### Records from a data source

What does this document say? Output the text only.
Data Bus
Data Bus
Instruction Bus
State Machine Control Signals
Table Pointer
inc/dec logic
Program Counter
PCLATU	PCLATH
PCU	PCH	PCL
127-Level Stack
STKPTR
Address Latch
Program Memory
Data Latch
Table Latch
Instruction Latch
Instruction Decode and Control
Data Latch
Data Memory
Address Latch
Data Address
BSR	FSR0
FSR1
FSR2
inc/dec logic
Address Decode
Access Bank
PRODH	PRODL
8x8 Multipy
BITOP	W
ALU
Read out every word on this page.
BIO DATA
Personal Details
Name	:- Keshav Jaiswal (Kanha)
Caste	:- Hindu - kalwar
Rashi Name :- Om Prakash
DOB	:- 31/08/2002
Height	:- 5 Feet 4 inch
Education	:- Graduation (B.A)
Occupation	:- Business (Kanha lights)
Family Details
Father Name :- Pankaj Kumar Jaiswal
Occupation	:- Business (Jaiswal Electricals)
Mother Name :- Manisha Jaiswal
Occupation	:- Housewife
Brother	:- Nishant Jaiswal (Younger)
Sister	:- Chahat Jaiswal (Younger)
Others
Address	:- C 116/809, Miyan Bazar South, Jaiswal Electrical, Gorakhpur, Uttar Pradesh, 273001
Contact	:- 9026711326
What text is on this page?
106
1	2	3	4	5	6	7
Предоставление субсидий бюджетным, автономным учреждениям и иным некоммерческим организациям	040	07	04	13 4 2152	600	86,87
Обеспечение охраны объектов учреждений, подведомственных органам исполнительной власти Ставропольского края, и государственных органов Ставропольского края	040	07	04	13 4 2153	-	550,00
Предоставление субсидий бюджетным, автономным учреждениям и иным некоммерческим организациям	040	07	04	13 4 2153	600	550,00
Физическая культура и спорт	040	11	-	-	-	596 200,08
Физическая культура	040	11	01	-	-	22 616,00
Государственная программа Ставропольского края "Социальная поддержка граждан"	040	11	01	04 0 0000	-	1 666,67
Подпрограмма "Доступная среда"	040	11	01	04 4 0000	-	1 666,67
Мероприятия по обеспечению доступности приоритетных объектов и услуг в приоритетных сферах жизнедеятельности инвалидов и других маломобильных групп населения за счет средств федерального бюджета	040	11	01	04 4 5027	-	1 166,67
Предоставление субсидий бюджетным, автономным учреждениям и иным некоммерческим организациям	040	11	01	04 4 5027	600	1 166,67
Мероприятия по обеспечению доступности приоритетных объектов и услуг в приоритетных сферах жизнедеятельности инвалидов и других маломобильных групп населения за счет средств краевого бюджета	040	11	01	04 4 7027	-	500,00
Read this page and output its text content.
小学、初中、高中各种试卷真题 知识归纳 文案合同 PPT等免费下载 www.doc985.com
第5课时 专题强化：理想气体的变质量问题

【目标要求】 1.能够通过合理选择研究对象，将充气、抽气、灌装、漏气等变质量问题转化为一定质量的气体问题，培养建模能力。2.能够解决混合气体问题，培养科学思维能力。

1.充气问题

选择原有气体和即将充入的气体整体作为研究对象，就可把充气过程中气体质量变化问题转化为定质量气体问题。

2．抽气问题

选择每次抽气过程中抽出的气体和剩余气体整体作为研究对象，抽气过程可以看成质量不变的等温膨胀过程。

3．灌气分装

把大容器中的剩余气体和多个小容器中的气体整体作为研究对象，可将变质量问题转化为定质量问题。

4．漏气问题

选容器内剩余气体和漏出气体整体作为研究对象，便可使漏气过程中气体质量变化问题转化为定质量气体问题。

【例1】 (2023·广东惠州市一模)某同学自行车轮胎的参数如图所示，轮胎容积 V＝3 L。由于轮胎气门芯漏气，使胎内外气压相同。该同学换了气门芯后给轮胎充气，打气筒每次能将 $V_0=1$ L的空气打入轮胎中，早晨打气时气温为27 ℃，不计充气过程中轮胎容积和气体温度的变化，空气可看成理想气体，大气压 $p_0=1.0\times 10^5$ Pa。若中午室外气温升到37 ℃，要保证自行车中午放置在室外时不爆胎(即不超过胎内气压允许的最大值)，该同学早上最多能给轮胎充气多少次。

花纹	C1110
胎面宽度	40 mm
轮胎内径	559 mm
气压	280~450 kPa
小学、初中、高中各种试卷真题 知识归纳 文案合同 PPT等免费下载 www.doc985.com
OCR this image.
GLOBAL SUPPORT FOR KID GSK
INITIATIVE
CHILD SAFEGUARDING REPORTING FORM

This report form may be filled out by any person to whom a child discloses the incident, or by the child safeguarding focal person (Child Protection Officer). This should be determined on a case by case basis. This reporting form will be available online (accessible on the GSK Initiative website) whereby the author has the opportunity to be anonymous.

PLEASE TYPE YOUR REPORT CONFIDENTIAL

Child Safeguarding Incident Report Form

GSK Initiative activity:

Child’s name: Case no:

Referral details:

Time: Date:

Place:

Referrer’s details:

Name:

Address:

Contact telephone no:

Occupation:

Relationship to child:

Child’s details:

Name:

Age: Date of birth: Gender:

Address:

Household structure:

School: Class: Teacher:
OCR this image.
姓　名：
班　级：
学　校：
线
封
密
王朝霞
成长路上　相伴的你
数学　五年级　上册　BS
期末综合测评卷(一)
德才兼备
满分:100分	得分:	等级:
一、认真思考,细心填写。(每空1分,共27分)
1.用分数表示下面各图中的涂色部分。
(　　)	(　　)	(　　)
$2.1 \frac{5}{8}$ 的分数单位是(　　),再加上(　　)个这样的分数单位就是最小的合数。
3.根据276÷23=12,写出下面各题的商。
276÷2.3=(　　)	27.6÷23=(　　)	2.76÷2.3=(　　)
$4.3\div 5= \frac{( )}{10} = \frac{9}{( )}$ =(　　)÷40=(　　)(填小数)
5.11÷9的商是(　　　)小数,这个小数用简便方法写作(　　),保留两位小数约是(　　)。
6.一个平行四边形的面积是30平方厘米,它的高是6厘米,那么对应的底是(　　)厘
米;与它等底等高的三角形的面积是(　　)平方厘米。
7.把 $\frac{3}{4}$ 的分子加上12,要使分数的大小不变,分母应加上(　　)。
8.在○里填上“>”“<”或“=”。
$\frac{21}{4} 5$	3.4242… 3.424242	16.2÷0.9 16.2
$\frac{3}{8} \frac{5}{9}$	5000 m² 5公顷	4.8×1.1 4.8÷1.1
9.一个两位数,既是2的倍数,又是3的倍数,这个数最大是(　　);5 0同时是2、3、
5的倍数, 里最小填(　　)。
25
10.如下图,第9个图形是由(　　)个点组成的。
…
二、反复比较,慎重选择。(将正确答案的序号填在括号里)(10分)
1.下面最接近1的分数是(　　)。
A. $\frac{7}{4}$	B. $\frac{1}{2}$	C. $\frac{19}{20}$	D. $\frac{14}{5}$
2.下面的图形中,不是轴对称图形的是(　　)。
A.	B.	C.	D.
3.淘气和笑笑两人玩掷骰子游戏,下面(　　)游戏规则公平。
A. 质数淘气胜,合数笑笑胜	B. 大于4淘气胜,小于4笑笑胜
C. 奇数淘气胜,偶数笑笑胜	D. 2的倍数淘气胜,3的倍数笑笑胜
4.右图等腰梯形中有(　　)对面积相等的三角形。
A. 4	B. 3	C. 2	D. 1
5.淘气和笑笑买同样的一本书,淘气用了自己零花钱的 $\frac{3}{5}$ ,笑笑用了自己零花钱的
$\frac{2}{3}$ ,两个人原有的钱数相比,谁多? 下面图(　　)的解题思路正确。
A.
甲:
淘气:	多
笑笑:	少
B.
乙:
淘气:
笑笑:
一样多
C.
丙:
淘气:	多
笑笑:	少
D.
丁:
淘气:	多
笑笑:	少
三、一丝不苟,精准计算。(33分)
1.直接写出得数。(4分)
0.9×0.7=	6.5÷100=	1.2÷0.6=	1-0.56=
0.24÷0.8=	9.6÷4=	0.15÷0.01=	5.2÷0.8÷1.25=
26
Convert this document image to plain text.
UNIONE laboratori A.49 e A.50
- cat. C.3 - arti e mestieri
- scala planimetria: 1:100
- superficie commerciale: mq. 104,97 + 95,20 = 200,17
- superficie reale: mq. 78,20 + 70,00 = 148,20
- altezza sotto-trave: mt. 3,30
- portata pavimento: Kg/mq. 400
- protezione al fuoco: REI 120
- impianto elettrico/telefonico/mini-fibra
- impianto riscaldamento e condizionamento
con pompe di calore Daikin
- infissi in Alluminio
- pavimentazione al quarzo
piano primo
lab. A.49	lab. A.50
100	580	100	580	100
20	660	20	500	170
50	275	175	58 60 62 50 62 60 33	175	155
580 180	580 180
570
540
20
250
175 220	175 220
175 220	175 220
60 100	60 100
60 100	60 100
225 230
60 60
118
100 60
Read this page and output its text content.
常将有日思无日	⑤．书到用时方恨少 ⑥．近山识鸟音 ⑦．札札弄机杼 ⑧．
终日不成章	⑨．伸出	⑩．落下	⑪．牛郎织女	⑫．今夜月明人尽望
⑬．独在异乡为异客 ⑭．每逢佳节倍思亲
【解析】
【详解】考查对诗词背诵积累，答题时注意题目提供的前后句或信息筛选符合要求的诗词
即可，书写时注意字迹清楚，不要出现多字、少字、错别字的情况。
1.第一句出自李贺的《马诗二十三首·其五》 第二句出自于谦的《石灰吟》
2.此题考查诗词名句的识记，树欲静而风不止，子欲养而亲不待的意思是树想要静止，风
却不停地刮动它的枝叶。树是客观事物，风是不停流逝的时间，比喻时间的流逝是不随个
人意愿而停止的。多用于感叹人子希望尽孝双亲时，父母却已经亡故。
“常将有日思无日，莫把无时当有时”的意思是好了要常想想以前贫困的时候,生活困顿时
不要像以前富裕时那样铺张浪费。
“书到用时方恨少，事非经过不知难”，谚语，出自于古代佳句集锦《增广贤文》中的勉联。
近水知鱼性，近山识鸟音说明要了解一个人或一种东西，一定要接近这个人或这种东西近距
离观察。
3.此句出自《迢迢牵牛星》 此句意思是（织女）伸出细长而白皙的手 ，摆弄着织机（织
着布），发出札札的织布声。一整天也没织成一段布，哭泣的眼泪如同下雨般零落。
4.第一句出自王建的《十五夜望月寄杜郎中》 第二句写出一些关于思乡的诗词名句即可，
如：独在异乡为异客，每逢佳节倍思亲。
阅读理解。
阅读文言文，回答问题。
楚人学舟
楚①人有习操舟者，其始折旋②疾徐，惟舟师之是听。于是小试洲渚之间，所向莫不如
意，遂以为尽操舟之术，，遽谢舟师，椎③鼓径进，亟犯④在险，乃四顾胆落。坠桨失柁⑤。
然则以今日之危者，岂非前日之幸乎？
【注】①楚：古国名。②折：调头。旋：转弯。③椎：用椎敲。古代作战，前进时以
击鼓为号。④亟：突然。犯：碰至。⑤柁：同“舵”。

### WHAT YOU WILL DO
Copy every line in the listing above where the string "населения" turns up.

### ANSWER TO THE PROBLEM
Мероприятия по обеспечению доступности приоритетных объектов и услуг в приоритетных сферах жизнедеятельности инвалидов и других маломобильных групп населения за счет средств федерального бюджета	040	11	01	04 4 5027	-	1 166,67
Мероприятия по обеспечению доступности приоритетных объектов и услуг в приоритетных сферах жизнедеятельности инвалидов и других маломобильных групп населения за счет средств краевого бюджета	040	11	01	04 4 7027	-	500,00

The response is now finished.